─── Data supplied ───
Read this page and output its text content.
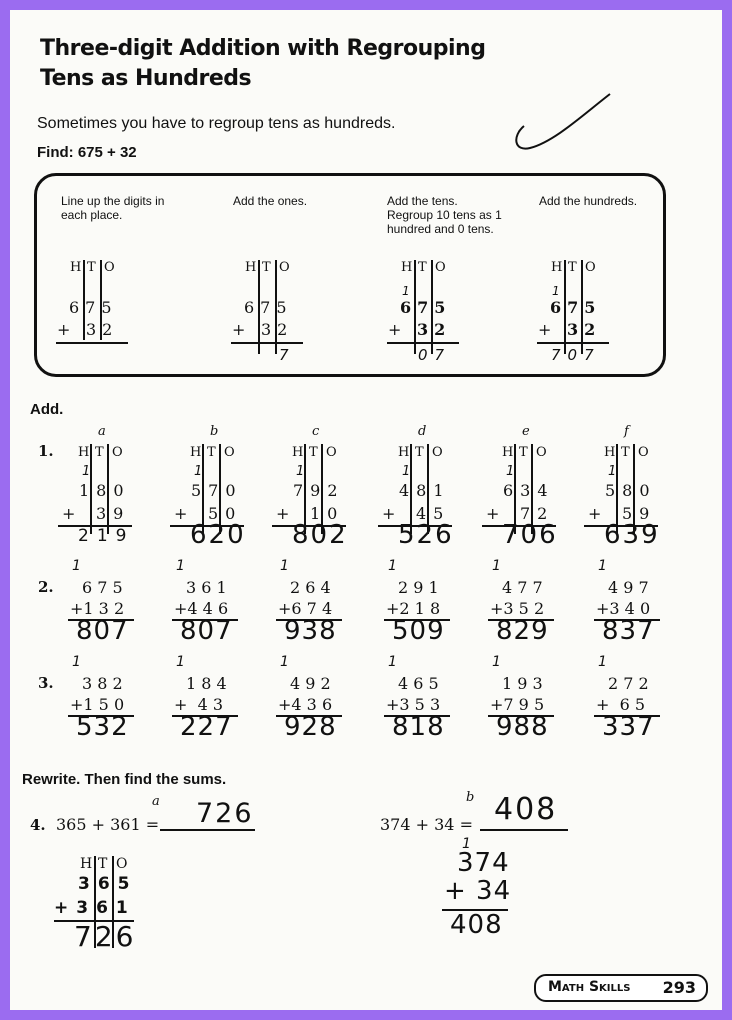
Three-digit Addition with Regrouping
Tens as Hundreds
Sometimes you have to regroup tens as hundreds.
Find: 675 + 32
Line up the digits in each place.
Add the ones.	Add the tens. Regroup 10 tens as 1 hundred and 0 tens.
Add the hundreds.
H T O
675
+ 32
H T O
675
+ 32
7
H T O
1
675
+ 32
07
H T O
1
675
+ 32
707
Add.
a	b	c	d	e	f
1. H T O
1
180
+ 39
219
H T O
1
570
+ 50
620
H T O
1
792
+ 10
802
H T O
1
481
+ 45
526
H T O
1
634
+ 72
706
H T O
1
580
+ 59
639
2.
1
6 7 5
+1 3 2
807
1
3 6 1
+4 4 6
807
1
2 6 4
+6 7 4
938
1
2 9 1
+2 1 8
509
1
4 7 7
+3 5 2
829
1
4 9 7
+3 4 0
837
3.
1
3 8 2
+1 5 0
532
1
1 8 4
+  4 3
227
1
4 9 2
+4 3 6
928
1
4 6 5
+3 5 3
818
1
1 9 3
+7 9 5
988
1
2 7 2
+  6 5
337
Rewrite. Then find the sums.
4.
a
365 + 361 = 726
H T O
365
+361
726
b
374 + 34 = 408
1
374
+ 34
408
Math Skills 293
───
─── Data supplied ───
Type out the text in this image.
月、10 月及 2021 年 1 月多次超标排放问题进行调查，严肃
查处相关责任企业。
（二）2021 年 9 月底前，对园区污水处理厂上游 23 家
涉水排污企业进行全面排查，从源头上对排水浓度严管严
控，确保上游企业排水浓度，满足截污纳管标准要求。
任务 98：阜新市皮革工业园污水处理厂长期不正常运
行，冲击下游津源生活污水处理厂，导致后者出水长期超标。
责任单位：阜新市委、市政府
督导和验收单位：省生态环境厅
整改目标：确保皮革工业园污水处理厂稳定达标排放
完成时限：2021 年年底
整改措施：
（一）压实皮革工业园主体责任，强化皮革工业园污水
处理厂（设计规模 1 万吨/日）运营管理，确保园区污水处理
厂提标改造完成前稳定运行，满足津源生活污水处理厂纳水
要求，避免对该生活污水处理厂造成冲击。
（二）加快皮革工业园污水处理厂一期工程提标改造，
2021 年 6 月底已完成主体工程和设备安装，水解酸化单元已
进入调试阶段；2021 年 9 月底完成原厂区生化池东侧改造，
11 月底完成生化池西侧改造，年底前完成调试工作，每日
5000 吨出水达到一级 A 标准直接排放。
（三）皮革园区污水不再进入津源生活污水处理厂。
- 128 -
───
Pick out lines containing the word "text", each one as written.

Read this page and output its text content.
Type out the text in this image.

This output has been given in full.